Exercise:
Your task is to transcribe all of the records exactly and leave out the pictures.

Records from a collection

◇ ◇ ◇

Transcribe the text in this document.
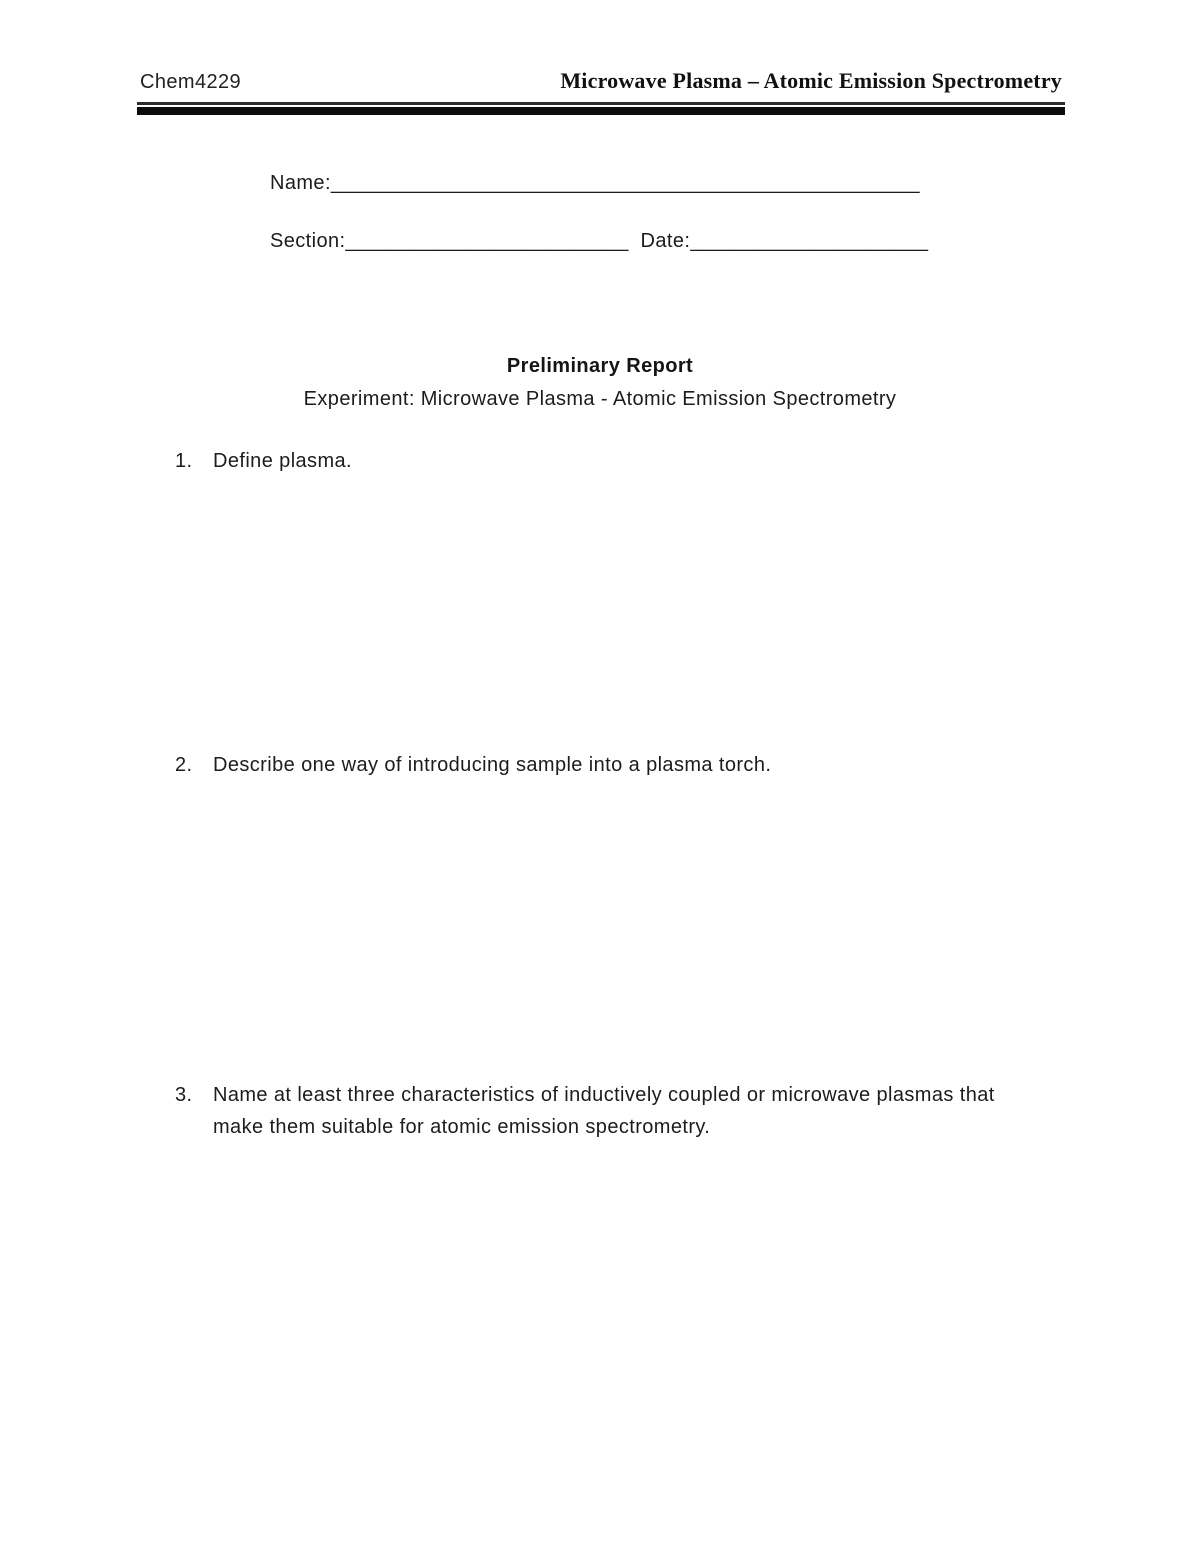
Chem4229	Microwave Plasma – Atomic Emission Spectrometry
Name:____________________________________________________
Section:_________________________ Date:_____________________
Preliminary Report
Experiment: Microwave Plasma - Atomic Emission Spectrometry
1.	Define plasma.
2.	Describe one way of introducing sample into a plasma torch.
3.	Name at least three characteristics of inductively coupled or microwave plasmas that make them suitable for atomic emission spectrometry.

◇ ◇ ◇

Solution:
Transcribe the text in this document.
Chem4229	Microwave Plasma – Atomic Emission Spectrometry
Name:____________________________________________________
Section:_________________________ Date:_____________________
Preliminary Report
Experiment: Microwave Plasma - Atomic Emission Spectrometry
1.	Define plasma.
2.	Describe one way of introducing sample into a plasma torch.
3.	Name at least three characteristics of inductively coupled or microwave plasmas that make them suitable for atomic emission spectrometry.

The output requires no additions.